→ About this task: Which lines of the records below contain the string "labs"? Report each of them.

→ Information shown:

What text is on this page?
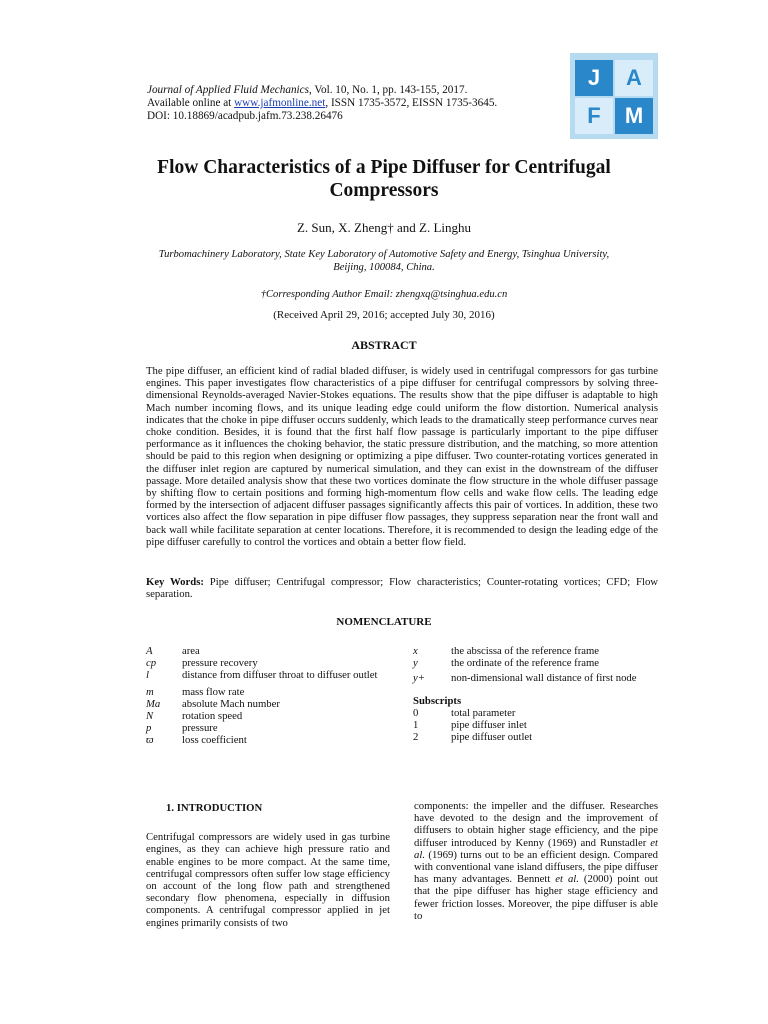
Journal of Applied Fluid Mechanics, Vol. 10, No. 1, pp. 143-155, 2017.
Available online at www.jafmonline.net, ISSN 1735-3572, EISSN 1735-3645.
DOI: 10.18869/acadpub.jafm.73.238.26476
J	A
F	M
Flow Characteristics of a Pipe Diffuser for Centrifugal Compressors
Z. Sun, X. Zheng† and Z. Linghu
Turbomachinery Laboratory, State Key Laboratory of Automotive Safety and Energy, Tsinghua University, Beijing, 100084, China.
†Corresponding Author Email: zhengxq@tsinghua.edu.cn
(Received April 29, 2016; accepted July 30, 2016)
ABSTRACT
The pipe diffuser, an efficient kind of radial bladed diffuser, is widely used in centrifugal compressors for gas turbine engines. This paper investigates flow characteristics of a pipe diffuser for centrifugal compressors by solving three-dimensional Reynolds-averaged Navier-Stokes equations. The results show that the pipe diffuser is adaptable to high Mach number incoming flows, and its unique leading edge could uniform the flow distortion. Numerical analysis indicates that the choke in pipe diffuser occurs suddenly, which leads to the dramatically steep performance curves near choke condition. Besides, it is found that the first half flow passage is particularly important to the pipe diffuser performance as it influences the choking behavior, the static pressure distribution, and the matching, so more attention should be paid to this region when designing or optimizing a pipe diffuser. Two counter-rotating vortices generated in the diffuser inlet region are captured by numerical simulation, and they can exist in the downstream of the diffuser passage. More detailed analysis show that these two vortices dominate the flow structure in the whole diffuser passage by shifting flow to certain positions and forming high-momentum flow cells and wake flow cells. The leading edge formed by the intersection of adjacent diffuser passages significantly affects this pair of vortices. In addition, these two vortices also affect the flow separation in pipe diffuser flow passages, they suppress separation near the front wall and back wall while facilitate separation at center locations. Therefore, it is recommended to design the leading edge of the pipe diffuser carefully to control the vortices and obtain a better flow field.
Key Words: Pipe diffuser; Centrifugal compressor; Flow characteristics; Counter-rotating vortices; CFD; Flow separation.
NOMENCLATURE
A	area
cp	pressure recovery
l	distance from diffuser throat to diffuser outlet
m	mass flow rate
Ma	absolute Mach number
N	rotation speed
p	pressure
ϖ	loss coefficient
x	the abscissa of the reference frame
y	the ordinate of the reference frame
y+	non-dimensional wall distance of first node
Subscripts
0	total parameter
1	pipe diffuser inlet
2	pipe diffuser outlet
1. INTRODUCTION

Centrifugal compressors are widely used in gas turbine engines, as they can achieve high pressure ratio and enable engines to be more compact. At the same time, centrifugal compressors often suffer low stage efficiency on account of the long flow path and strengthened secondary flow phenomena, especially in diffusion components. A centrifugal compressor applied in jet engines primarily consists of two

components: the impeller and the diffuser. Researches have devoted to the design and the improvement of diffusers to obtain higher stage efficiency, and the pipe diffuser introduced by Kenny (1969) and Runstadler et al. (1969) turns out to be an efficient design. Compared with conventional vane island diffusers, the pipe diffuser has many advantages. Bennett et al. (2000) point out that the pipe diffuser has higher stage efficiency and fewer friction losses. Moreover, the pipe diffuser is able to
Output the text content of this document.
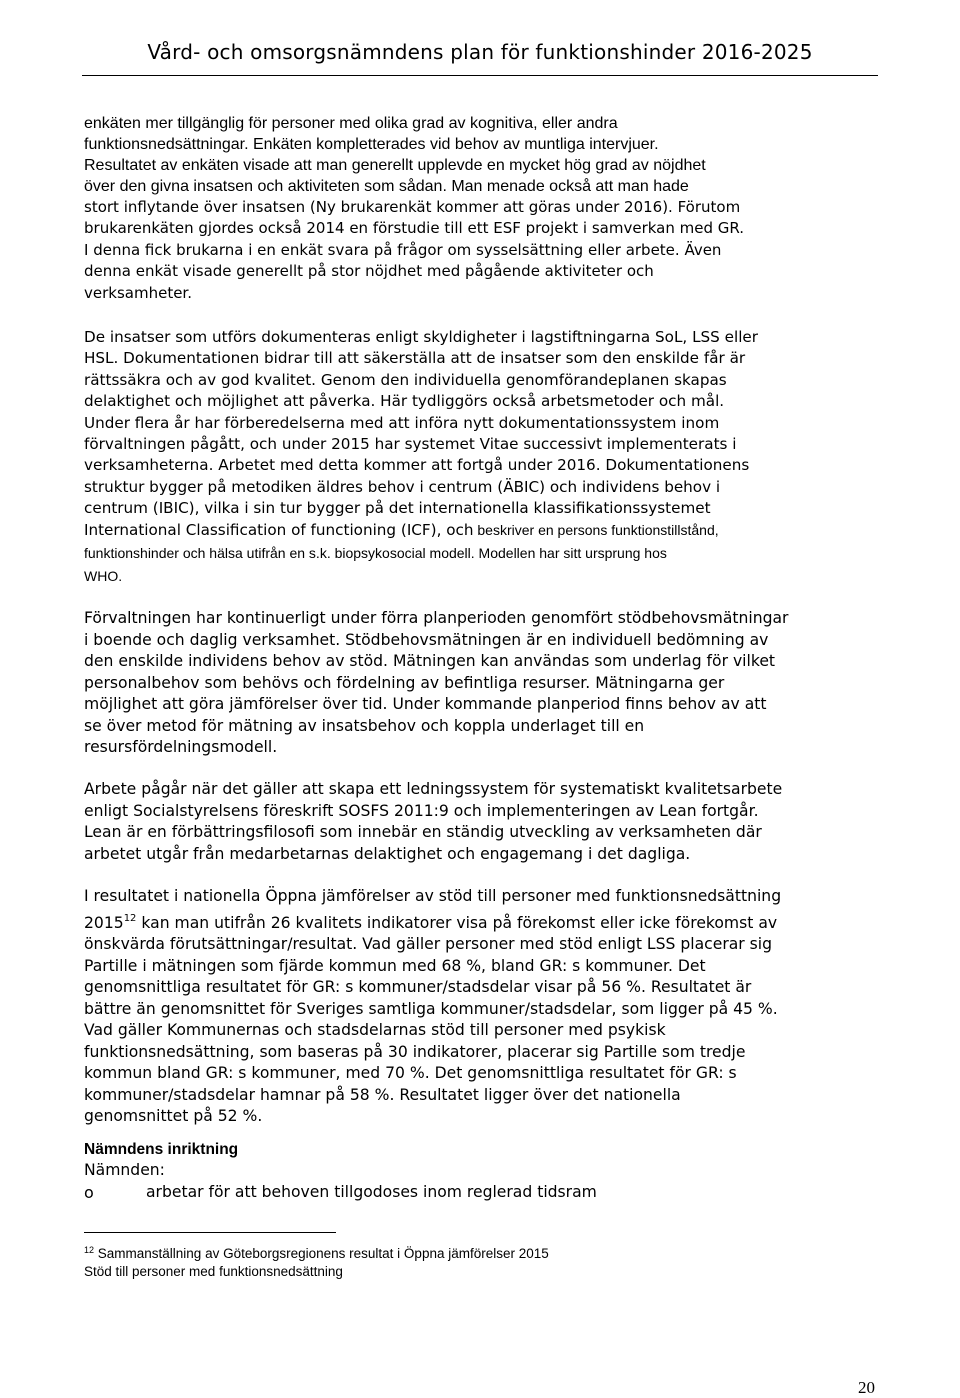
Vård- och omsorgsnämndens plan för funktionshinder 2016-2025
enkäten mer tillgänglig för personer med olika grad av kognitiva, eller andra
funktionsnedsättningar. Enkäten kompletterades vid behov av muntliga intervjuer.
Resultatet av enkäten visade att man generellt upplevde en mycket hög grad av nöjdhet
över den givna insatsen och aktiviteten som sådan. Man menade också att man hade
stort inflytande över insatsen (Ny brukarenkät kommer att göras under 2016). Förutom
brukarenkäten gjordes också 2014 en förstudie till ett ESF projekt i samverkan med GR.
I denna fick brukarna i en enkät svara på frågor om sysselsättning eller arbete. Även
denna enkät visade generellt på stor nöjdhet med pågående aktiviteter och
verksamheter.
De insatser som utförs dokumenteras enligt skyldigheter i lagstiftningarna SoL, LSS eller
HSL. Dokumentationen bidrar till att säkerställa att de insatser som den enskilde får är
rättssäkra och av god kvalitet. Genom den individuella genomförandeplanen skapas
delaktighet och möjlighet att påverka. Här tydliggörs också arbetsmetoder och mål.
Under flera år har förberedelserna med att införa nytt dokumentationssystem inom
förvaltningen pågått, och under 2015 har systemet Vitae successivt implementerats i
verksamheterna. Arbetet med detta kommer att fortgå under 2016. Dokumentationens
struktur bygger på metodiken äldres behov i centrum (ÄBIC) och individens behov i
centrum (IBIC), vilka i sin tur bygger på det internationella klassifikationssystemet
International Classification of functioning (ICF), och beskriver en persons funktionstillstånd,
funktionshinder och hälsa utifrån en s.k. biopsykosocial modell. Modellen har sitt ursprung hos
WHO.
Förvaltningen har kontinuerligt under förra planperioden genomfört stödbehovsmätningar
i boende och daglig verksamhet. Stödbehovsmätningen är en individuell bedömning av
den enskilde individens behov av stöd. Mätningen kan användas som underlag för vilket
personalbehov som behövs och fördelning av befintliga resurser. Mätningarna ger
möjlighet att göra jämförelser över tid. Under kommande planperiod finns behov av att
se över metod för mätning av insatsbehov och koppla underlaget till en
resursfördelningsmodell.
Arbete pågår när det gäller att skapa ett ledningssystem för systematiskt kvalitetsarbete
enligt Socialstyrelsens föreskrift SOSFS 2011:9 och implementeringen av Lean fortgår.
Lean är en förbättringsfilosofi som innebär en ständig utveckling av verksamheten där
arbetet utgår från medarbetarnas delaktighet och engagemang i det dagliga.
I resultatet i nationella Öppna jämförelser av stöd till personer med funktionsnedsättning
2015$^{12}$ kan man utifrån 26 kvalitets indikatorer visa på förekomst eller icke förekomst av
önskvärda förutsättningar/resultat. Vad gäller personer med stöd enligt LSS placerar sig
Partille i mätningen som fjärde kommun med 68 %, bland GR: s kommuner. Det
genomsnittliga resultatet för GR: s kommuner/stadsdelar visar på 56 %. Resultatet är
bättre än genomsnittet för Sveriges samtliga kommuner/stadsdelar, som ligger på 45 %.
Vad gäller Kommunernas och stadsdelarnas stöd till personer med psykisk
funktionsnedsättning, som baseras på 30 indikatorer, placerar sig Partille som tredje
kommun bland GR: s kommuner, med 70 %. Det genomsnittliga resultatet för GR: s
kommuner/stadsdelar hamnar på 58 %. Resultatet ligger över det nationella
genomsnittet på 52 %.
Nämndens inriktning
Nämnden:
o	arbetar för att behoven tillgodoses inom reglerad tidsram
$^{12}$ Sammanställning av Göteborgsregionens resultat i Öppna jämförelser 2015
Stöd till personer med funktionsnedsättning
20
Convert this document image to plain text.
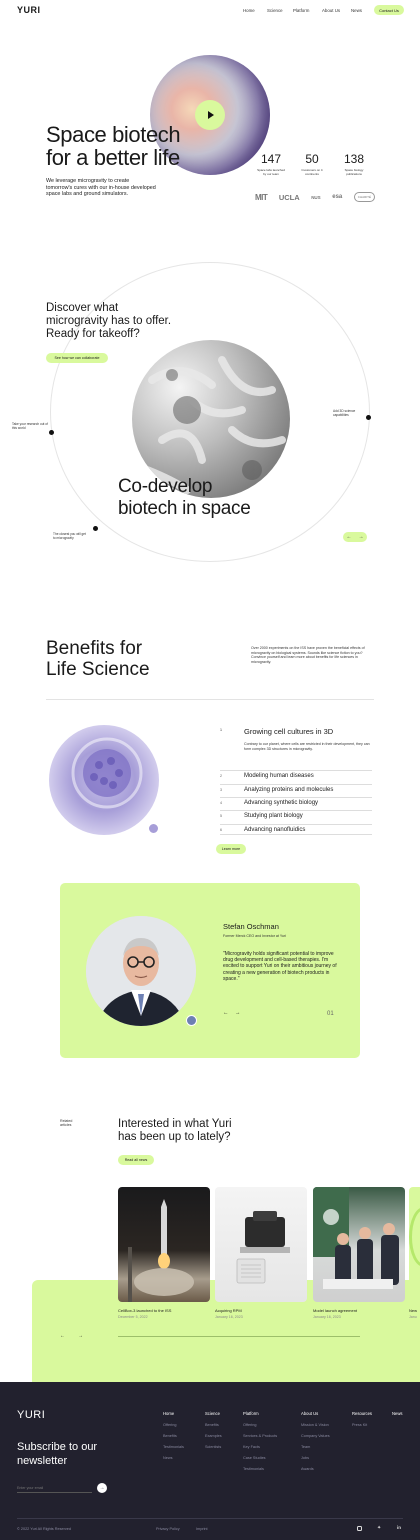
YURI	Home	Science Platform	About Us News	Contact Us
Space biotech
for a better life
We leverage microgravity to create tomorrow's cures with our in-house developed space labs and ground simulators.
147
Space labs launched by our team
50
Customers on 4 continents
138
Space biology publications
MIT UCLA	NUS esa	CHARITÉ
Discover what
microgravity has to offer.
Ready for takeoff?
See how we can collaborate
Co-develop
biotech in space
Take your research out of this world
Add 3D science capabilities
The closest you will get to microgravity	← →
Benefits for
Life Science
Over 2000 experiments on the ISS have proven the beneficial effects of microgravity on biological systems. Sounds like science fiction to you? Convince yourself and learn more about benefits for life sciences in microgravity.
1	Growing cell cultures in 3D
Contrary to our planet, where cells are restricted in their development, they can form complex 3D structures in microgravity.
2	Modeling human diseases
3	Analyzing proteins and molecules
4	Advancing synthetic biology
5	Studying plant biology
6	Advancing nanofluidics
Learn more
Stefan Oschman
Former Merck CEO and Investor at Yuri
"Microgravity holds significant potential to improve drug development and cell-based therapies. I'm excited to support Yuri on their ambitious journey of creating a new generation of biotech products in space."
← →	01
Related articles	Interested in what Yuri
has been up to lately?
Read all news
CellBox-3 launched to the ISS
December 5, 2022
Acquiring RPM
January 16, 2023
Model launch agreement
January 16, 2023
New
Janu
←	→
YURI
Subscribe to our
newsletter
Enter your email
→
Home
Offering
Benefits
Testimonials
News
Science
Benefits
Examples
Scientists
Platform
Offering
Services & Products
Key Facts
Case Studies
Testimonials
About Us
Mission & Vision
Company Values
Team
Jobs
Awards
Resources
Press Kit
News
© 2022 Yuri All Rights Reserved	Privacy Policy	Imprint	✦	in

→ Your solution:
We leverage microgravity to create tomorrow's cures with our in-house developed space labs and ground simulators.
Space labs launched by our team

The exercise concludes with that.